GIVEN TASK
Repeat the material exactly, every line of it.

STORED ROWS
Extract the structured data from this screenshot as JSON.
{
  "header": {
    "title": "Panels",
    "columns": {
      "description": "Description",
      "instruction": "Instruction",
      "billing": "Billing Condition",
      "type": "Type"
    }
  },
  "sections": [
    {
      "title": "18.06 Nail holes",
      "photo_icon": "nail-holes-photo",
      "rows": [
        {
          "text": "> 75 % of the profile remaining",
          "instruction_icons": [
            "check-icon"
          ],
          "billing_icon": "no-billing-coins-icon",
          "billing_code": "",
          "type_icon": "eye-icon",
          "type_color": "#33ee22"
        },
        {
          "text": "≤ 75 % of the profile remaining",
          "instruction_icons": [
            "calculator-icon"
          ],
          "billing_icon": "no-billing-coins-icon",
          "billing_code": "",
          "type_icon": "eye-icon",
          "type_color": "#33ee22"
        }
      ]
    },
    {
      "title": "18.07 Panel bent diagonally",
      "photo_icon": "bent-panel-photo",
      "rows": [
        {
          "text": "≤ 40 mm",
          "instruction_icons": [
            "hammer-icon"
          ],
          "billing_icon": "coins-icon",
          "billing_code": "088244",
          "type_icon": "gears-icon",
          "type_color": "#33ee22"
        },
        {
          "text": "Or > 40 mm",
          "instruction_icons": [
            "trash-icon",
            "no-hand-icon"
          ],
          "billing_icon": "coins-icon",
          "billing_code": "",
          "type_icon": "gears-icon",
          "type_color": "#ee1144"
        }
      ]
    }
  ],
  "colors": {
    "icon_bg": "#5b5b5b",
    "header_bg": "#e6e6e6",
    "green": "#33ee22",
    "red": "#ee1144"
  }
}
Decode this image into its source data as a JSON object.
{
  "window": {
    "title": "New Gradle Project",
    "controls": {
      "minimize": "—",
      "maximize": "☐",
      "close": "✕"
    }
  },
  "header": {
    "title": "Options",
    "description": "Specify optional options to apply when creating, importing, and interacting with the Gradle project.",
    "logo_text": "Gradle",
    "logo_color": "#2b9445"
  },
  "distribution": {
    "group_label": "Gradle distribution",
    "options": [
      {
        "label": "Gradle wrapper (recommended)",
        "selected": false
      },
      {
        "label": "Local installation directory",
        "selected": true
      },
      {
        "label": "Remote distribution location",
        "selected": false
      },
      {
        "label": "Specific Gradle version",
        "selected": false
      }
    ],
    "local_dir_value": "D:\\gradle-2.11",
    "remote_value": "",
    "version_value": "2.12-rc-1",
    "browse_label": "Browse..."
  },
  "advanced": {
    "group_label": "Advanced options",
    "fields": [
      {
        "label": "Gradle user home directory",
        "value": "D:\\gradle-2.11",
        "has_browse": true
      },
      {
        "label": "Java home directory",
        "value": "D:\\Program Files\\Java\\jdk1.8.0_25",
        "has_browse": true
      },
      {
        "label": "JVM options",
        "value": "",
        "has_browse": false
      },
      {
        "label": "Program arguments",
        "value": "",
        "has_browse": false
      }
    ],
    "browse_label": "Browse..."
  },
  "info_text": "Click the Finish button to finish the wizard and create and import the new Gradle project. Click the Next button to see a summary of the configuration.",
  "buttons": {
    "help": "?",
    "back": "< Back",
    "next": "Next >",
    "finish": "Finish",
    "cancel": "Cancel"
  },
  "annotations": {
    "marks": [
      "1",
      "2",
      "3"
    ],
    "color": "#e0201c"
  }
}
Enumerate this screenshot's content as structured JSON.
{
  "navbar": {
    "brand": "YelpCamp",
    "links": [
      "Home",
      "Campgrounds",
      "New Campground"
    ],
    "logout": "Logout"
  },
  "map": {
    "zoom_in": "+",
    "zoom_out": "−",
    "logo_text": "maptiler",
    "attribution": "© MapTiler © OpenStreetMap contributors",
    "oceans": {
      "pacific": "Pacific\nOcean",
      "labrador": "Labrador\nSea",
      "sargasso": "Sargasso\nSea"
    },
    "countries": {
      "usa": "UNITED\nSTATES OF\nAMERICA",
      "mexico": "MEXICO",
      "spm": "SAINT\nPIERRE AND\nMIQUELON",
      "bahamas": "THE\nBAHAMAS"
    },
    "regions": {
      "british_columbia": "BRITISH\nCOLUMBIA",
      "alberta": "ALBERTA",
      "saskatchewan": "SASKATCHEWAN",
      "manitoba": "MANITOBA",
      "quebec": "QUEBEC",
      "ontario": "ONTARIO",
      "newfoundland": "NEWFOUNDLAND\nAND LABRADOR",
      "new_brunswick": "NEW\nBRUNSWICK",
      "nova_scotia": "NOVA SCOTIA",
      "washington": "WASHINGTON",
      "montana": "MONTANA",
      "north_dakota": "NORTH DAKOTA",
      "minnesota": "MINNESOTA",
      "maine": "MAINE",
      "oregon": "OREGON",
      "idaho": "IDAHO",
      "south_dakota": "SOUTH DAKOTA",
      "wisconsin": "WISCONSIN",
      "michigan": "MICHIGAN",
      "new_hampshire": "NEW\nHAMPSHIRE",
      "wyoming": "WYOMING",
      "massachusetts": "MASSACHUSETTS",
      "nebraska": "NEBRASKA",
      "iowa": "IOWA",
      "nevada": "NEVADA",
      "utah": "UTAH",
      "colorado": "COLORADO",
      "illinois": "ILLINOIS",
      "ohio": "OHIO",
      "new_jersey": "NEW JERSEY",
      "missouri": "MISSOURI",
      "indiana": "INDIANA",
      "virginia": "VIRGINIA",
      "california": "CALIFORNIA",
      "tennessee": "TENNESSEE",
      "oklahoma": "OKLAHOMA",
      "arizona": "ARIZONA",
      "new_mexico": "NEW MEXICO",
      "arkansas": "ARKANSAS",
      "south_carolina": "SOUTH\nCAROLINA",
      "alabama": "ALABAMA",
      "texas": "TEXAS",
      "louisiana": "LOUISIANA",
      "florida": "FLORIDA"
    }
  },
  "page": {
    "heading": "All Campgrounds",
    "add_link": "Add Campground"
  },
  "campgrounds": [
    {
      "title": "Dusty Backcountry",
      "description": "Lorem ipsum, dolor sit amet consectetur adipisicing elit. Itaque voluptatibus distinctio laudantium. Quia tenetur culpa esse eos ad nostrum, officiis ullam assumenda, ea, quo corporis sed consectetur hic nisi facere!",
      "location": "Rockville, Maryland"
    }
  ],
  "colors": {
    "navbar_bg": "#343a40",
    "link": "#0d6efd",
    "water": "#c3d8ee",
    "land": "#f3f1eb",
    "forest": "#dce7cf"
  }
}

TASK RESPONSE
Extract the structured data from this screenshot as JSON.
{
  "header": {
    "title": "Panels",
    "columns": {
      "description": "Description",
      "instruction": "Instruction",
      "billing": "Billing Condition",
      "type": "Type"
    }
  },
  "sections": [
    {
      "title": "18.06 Nail holes",
      "photo_icon": "nail-holes-photo",
      "rows": [
        {
          "text": "> 75 % of the profile remaining",
          "instruction_icons": [
            "check-icon"
          ],
          "billing_icon": "no-billing-coins-icon",
          "billing_code": "",
          "type_icon": "eye-icon",
          "type_color": "#33ee22"
        },
        {
          "text": "≤ 75 % of the profile remaining",
          "instruction_icons": [
            "calculator-icon"
          ],
          "billing_icon": "no-billing-coins-icon",
          "billing_code": "",
          "type_icon": "eye-icon",
          "type_color": "#33ee22"
        }
      ]
    },
    {
      "title": "18.07 Panel bent diagonally",
      "photo_icon": "bent-panel-photo",
      "rows": [
        {
          "text": "≤ 40 mm",
          "instruction_icons": [
            "hammer-icon"
          ],
          "billing_icon": "coins-icon",
          "billing_code": "088244",
          "type_icon": "gears-icon",
          "type_color": "#33ee22"
        },
        {
          "text": "Or > 40 mm",
          "instruction_icons": [
            "trash-icon",
            "no-hand-icon"
          ],
          "billing_icon": "coins-icon",
          "billing_code": "",
          "type_icon": "gears-icon",
          "type_color": "#ee1144"
        }
      ]
    }
  ],
  "colors": {
    "icon_bg": "#5b5b5b",
    "header_bg": "#e6e6e6",
    "green": "#33ee22",
    "red": "#ee1144"
  }
}
Decode this image into its source data as a JSON object.
{
  "window": {
    "title": "New Gradle Project",
    "controls": {
      "minimize": "—",
      "maximize": "☐",
      "close": "✕"
    }
  },
  "header": {
    "title": "Options",
    "description": "Specify optional options to apply when creating, importing, and interacting with the Gradle project.",
    "logo_text": "Gradle",
    "logo_color": "#2b9445"
  },
  "distribution": {
    "group_label": "Gradle distribution",
    "options": [
      {
        "label": "Gradle wrapper (recommended)",
        "selected": false
      },
      {
        "label": "Local installation directory",
        "selected": true
      },
      {
        "label": "Remote distribution location",
        "selected": false
      },
      {
        "label": "Specific Gradle version",
        "selected": false
      }
    ],
    "local_dir_value": "D:\\gradle-2.11",
    "remote_value": "",
    "version_value": "2.12-rc-1",
    "browse_label": "Browse..."
  },
  "advanced": {
    "group_label": "Advanced options",
    "fields": [
      {
        "label": "Gradle user home directory",
        "value": "D:\\gradle-2.11",
        "has_browse": true
      },
      {
        "label": "Java home directory",
        "value": "D:\\Program Files\\Java\\jdk1.8.0_25",
        "has_browse": true
      },
      {
        "label": "JVM options",
        "value": "",
        "has_browse": false
      },
      {
        "label": "Program arguments",
        "value": "",
        "has_browse": false
      }
    ],
    "browse_label": "Browse..."
  },
  "info_text": "Click the Finish button to finish the wizard and create and import the new Gradle project. Click the Next button to see a summary of the configuration.",
  "buttons": {
    "help": "?",
    "back": "< Back",
    "next": "Next >",
    "finish": "Finish",
    "cancel": "Cancel"
  },
  "annotations": {
    "marks": [
      "1",
      "2",
      "3"
    ],
    "color": "#e0201c"
  }
}
Enumerate this screenshot's content as structured JSON.
{
  "navbar": {
    "brand": "YelpCamp",
    "links": [
      "Home",
      "Campgrounds",
      "New Campground"
    ],
    "logout": "Logout"
  },
  "map": {
    "zoom_in": "+",
    "zoom_out": "−",
    "logo_text": "maptiler",
    "attribution": "© MapTiler © OpenStreetMap contributors",
    "oceans": {
      "pacific": "Pacific\nOcean",
      "labrador": "Labrador\nSea",
      "sargasso": "Sargasso\nSea"
    },
    "countries": {
      "usa": "UNITED\nSTATES OF\nAMERICA",
      "mexico": "MEXICO",
      "spm": "SAINT\nPIERRE AND\nMIQUELON",
      "bahamas": "THE\nBAHAMAS"
    },
    "regions": {
      "british_columbia": "BRITISH\nCOLUMBIA",
      "alberta": "ALBERTA",
      "saskatchewan": "SASKATCHEWAN",
      "manitoba": "MANITOBA",
      "quebec": "QUEBEC",
      "ontario": "ONTARIO",
      "newfoundland": "NEWFOUNDLAND\nAND LABRADOR",
      "new_brunswick": "NEW\nBRUNSWICK",
      "nova_scotia": "NOVA SCOTIA",
      "washington": "WASHINGTON",
      "montana": "MONTANA",
      "north_dakota": "NORTH DAKOTA",
      "minnesota": "MINNESOTA",
      "maine": "MAINE",
      "oregon": "OREGON",
      "idaho": "IDAHO",
      "south_dakota": "SOUTH DAKOTA",
      "wisconsin": "WISCONSIN",
      "michigan": "MICHIGAN",
      "new_hampshire": "NEW\nHAMPSHIRE",
      "wyoming": "WYOMING",
      "massachusetts": "MASSACHUSETTS",
      "nebraska": "NEBRASKA",
      "iowa": "IOWA",
      "nevada": "NEVADA",
      "utah": "UTAH",
      "colorado": "COLORADO",
      "illinois": "ILLINOIS",
      "ohio": "OHIO",
      "new_jersey": "NEW JERSEY",
      "missouri": "MISSOURI",
      "indiana": "INDIANA",
      "virginia": "VIRGINIA",
      "california": "CALIFORNIA",
      "tennessee": "TENNESSEE",
      "oklahoma": "OKLAHOMA",
      "arizona": "ARIZONA",
      "new_mexico": "NEW MEXICO",
      "arkansas": "ARKANSAS",
      "south_carolina": "SOUTH\nCAROLINA",
      "alabama": "ALABAMA",
      "texas": "TEXAS",
      "louisiana": "LOUISIANA",
      "florida": "FLORIDA"
    }
  },
  "page": {
    "heading": "All Campgrounds",
    "add_link": "Add Campground"
  },
  "campgrounds": [
    {
      "title": "Dusty Backcountry",
      "description": "Lorem ipsum, dolor sit amet consectetur adipisicing elit. Itaque voluptatibus distinctio laudantium. Quia tenetur culpa esse eos ad nostrum, officiis ullam assumenda, ea, quo corporis sed consectetur hic nisi facere!",
      "location": "Rockville, Maryland"
    }
  ],
  "colors": {
    "navbar_bg": "#343a40",
    "link": "#0d6efd",
    "water": "#c3d8ee",
    "land": "#f3f1eb",
    "forest": "#dce7cf"
  }
}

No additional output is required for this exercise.